◆ **Exercise goal**
Pick out all lines in the listing holding the string "text" and copy them.

-*-

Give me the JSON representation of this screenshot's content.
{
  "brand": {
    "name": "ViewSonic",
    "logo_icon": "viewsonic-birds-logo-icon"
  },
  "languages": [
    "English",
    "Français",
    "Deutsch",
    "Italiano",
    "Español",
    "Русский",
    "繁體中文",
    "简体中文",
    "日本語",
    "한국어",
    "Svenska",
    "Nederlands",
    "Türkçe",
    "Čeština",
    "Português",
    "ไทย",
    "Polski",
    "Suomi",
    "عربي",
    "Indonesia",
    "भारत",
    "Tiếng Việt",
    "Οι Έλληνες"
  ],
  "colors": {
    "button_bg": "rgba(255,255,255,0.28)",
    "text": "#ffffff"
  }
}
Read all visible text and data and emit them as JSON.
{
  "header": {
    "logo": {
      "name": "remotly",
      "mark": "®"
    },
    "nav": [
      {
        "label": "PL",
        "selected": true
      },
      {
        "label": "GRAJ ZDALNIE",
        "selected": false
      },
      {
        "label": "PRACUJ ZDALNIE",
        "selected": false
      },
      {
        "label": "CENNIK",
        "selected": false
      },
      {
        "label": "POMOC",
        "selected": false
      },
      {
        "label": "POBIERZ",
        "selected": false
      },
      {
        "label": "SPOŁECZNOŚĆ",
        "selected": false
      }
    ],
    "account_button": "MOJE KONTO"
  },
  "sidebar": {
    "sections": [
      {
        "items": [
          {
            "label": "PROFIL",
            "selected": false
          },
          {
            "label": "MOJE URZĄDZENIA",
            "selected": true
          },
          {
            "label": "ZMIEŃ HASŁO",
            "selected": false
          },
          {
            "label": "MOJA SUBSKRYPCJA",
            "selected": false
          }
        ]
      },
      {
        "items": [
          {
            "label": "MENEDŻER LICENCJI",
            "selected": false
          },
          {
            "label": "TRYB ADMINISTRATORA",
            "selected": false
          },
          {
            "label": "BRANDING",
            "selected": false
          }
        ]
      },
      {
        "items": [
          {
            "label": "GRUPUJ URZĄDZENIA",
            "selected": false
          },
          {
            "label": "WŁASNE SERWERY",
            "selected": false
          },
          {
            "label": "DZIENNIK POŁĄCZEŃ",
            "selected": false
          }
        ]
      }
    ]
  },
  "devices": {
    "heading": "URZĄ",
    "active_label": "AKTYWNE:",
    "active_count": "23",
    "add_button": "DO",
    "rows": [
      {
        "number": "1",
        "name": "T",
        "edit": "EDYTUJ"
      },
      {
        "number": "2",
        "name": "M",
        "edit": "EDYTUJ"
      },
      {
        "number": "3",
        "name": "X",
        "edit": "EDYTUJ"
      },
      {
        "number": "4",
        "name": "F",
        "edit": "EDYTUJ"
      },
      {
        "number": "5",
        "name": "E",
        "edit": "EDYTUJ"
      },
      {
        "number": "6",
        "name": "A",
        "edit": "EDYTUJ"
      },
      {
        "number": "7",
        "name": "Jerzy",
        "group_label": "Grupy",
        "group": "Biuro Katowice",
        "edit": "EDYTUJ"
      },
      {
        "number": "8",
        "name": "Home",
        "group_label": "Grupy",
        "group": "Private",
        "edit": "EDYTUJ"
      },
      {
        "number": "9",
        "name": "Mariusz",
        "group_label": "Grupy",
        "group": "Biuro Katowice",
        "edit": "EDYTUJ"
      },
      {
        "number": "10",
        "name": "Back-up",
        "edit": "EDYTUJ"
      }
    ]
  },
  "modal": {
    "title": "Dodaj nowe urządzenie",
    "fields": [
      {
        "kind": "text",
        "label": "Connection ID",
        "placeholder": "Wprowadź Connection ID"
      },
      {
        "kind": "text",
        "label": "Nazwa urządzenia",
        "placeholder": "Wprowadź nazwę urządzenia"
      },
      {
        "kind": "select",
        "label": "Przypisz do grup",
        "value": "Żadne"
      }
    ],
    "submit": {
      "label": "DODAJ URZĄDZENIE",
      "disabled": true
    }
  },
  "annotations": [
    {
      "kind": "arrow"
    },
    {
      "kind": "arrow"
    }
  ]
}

-*-

◆ **Output of the task**
    "text": "#ffffff"
Read all visible text and data and emit them as JSON.
        "kind": "text",
        "kind": "text",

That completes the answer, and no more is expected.